Document segment ▸
^^^^^^^^^^^^^^^^
The Game Boy Camera, from 1998, was among the earliest affordable digital cameras to go to market. (Miles 1998) The pixelated, low-resolution greyscale image produced by the Game Boy Camera, as well as the game-like software interface of the unit, characterize it as more of a toy than a serious camera, but the device indicates Nintendo’s desire to position the Game Boy as a potential multifunction tool. It also hints at ambitions finally realized in the more versatile DS and 3DS units, with their built-in cameras and networking capacities. The lens can be rotated 180 degrees, so that users can take either forward-facing or self-facing pictures, anticipating the “selfie” cameras of later cell phones. Images can be printed on another peripheral, the Game Boy Printer, which uses a spool of thermal paper. The printer can also be used with some games. True to Nintendo tradition, this functionality is closely tied to branding efforts. Game-related uses include printing out images of and information about Nintendo properties like Mario, Donkey Kong, and Pokémon characters.

 

Tetris

Less true to Nintendo’s tradition of character-driven branding was the company’s selection of a launch title to be included with the purchase of a Game Boy. In the US, Nintendo opted to package the game with Tetris, a port of a then-five-year-old game designed by Russian computer engineer Alexey Pajitnov, rather than with a recognizable Nintendo product. This proved to be a wise move, and one sensitive to the particularities of playing on a portable device. Relative to the representational worlds of Zelda and Mario games, Tetris is set in a more abstract space. The complexity of its gameplay arises from variations on simple spatial manipulations rather than on narrative developments or complex spectacle. Shapes composed of four square bricks in various configurations fall from the top of a vertical corridor. Players can move the shapes left and right and rotate them clockwise and counterclockwise, attempting to complete horizontal lines that fill the breadth of the corridor. When such a line is completed, it disappears and the lines above drop into its place. The game is over when the stack of bricks reaches the top of the screen, and the challenge to the player is to hold off the (inevitable) end of the game for as long as possible. The Game Boy version of Tetris also has a “Mode B” setting, in which the game ends after 25 lines are completed and the player is rated based on his or her score at that point.
^^^^^^^^^^^^^^^^
Data rows ▸

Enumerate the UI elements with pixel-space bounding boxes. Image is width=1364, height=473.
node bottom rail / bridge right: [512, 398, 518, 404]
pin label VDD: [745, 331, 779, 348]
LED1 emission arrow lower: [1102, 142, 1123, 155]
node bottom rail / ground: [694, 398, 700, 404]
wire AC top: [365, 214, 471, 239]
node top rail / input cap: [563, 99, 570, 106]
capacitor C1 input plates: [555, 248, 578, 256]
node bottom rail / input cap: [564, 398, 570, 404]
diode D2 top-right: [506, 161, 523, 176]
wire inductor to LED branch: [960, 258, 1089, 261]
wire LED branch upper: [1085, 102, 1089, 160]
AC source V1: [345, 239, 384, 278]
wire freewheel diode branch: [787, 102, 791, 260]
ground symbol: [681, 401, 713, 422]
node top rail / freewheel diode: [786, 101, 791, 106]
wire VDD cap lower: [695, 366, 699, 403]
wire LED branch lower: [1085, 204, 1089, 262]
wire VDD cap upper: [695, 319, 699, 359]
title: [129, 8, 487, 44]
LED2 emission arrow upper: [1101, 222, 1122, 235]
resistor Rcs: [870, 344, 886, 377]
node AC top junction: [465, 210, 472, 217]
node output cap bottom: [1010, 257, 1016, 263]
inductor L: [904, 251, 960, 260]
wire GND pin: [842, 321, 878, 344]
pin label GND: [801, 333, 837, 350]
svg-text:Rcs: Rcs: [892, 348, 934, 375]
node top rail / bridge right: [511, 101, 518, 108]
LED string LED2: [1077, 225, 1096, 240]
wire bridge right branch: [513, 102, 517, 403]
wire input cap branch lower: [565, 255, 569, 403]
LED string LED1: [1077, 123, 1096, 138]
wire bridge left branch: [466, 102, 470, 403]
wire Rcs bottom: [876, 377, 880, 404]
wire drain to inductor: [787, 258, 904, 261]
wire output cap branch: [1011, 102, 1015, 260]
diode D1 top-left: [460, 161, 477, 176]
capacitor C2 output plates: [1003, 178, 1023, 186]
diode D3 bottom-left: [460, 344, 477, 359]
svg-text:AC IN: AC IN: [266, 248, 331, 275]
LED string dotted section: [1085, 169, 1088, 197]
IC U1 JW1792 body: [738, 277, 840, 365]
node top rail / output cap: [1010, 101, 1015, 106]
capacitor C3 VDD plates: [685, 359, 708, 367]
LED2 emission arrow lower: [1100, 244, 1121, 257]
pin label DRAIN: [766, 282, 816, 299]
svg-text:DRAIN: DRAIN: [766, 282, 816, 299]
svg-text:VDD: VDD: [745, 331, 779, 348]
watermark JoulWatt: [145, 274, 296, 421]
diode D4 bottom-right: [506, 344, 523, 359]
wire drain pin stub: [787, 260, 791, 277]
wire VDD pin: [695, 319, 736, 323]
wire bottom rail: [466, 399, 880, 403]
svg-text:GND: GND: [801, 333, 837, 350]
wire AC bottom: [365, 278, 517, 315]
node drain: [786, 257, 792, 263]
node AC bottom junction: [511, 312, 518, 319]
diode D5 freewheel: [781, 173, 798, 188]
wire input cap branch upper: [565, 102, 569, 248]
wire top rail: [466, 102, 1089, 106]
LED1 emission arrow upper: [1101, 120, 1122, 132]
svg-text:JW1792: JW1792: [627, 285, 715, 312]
^^^^^^^^^^^^^^^^
Instruction ▸ Condense the paragraph of the Game Boy text that begins "The Game Boy Camera, from 1998" into a short bulleted list of its main facts.

Answer to the exercise ▸
- Released in 1998, the Game Boy Camera was one of the earliest affordable digital cameras on the market.
- Its pixelated, low-resolution greyscale images and game-like software make it seem more like a toy than a serious camera.
- It still shows Nintendo's aim to position the Game Boy as a multifunction tool. The DS and 3DS later realized this aim with built-in cameras and networking.
- The lens rotates 180 degrees for forward-facing or self-facing pictures, anticipating the "selfie" cameras of later cell phones.
- Images can be printed on thermal paper with the Game Boy Printer, which also works with some games.
- In keeping with Nintendo tradition, printing is tied to branding. It offers images of and information about Mario, Donkey Kong, and Pokémon characters.